* _WORK TO BE COMPLETED_
Gather every line that includes the word "ასაკობრივი", please.

* _INFORMATION PROVIDED_
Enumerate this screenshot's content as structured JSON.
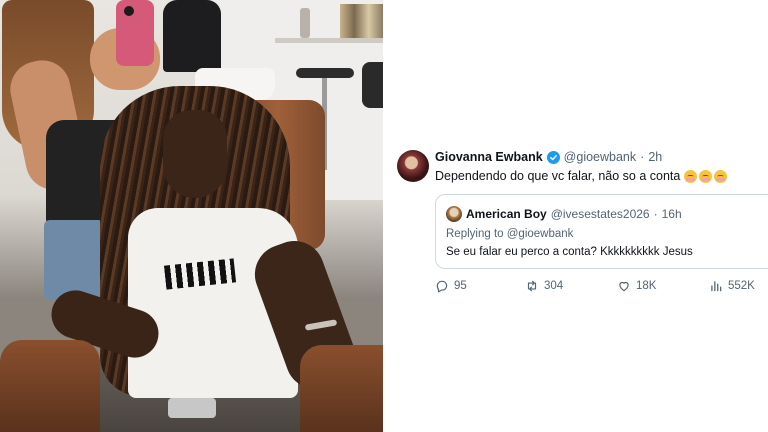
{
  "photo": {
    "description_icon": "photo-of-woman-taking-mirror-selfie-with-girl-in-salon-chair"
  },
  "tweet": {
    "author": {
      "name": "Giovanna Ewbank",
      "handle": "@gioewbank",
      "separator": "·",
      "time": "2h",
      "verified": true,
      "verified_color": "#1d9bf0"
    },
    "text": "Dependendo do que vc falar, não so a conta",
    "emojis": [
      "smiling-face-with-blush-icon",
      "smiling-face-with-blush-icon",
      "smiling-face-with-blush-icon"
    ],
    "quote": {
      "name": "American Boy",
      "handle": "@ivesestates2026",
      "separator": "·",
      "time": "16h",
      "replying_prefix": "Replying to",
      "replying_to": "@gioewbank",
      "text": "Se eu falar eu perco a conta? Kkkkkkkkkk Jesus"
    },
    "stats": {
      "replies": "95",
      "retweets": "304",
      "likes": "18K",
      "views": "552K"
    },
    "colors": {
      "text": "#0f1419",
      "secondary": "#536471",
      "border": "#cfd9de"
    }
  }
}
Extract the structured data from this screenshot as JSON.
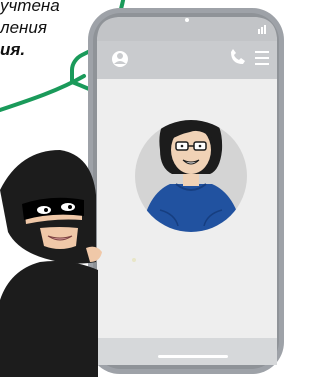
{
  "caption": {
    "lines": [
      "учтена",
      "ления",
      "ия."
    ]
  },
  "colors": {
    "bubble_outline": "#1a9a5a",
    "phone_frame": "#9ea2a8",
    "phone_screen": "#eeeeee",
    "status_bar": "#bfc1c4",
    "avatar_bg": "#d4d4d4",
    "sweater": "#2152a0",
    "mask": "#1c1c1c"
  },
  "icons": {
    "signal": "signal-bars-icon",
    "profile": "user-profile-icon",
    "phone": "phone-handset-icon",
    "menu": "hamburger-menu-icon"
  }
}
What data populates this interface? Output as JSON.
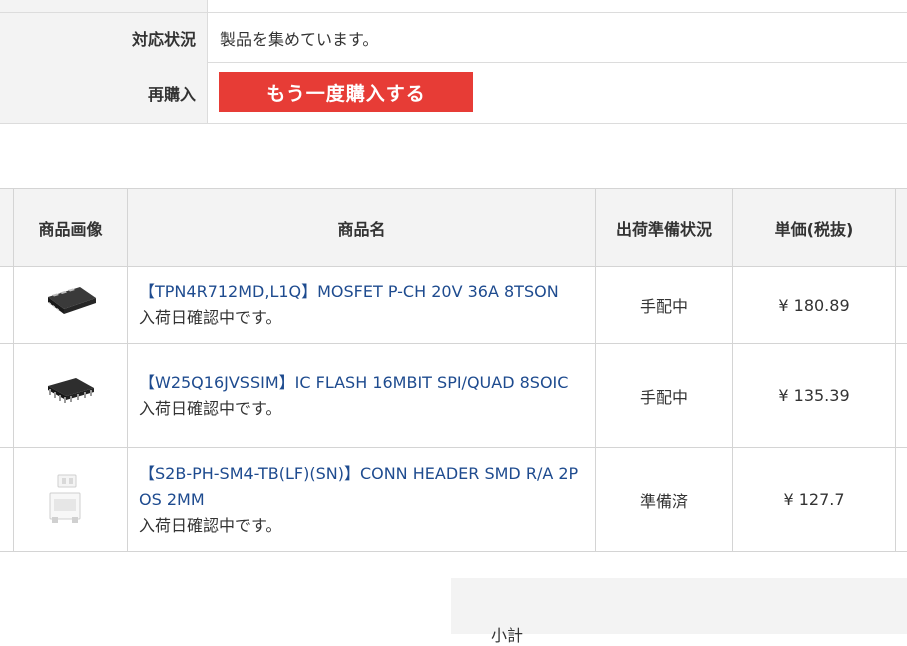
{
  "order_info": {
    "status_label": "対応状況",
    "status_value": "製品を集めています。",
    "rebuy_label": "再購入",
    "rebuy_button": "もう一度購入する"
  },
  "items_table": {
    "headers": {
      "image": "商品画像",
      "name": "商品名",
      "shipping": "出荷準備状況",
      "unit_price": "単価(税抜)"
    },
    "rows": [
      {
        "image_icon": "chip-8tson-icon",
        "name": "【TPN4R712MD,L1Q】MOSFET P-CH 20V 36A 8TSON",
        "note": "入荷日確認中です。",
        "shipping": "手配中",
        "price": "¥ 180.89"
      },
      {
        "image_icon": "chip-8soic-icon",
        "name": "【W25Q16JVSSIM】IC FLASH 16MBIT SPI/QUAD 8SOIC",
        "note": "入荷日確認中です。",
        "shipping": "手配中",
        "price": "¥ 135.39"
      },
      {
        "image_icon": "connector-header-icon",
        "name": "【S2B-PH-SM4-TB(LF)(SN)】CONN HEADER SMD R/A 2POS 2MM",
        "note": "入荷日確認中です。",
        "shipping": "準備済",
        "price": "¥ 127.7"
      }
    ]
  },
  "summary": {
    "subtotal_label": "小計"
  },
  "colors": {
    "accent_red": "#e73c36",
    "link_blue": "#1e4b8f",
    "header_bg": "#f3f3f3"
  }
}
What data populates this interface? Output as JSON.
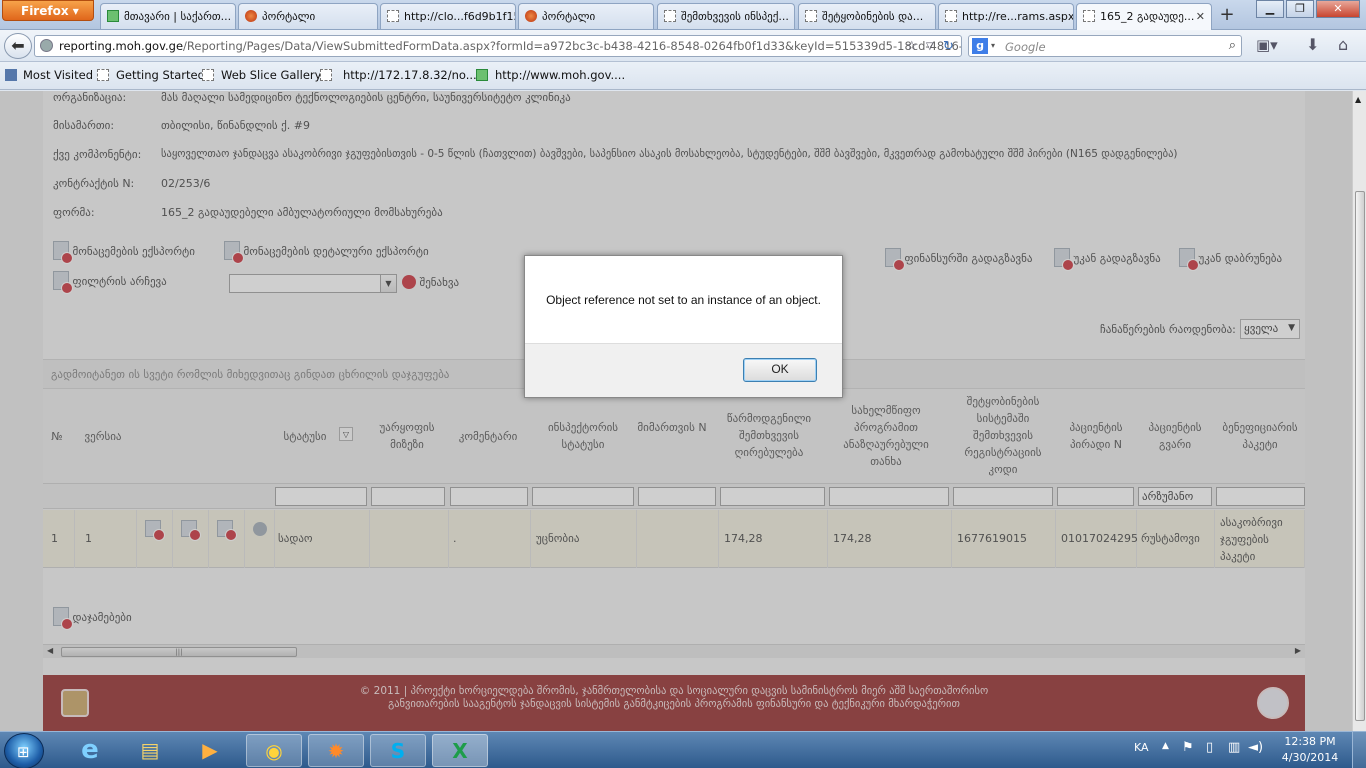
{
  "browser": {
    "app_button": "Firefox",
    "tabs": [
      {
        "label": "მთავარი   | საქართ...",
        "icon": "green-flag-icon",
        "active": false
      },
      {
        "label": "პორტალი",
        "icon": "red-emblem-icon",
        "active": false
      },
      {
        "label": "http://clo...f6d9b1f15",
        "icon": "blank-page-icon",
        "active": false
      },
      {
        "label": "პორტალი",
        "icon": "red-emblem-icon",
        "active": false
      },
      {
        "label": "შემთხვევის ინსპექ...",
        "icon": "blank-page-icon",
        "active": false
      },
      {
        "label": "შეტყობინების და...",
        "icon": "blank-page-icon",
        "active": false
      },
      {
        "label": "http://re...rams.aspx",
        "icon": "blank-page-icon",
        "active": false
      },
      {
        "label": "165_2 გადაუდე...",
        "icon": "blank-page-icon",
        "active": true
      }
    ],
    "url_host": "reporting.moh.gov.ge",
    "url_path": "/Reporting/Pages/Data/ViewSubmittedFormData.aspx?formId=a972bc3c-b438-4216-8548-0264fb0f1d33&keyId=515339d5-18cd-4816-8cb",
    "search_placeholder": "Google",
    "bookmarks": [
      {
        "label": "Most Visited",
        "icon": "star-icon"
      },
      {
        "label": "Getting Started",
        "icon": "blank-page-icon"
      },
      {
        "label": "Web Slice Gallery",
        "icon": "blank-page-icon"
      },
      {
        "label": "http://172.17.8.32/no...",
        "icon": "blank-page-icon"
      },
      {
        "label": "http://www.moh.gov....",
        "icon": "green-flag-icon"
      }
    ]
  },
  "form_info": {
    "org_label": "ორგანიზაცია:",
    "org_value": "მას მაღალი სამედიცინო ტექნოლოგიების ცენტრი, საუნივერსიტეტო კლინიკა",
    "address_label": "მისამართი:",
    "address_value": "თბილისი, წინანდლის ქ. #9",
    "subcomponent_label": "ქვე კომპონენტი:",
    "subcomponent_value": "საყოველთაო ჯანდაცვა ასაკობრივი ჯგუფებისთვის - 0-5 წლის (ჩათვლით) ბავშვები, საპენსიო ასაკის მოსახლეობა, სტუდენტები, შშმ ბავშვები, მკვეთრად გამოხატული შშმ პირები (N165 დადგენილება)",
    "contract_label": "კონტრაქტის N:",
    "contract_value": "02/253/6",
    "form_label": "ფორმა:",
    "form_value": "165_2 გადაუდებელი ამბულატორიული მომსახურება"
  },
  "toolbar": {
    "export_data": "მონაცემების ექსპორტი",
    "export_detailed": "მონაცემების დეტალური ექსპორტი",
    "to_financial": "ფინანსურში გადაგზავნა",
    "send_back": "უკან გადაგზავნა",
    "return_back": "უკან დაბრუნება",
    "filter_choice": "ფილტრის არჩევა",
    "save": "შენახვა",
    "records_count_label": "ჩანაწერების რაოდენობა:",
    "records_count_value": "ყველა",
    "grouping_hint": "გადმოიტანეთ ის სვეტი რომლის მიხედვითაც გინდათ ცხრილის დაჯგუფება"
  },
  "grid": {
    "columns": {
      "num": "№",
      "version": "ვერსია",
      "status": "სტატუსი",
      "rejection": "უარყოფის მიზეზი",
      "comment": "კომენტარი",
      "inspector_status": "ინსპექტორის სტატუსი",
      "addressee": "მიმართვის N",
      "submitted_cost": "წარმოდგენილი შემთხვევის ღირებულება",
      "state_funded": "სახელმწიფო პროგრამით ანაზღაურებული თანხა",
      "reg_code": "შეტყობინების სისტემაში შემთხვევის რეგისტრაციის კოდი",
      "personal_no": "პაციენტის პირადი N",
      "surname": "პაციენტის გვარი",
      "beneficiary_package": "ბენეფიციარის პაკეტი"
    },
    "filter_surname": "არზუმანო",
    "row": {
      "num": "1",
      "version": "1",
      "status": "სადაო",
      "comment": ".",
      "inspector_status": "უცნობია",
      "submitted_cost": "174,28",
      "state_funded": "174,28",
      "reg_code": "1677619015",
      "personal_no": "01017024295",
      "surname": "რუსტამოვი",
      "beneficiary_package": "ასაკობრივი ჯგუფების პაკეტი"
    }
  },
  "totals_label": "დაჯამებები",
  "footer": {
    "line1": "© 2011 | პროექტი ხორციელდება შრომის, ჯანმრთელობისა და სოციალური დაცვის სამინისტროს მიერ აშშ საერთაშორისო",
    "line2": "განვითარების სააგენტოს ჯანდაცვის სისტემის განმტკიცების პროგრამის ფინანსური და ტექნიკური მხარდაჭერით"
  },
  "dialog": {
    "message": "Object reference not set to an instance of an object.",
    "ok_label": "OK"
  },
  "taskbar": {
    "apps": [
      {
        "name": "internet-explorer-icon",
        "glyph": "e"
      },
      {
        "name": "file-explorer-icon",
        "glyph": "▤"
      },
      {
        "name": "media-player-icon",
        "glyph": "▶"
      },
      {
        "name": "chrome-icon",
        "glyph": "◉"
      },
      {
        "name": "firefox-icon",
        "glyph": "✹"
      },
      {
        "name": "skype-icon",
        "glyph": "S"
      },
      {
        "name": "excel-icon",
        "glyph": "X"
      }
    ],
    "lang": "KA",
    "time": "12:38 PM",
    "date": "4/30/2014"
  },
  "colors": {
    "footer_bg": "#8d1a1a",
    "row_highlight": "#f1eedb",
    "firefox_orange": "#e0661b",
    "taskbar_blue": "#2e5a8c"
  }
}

* _OUTPUT_
    "subcomponent_value": "საყოველთაო ჯანდაცვა ასაკობრივი ჯგუფებისთვის - 0-5 წლის (ჩათვლით) ბავშვები, საპენსიო ასაკის მოსახლეობა, სტუდენტები, შშმ ბავშვები, მკვეთრად გამოხატული შშმ პირები (N165 დადგენილება)",
      "beneficiary_package": "ასაკობრივი ჯგუფების პაკეტი"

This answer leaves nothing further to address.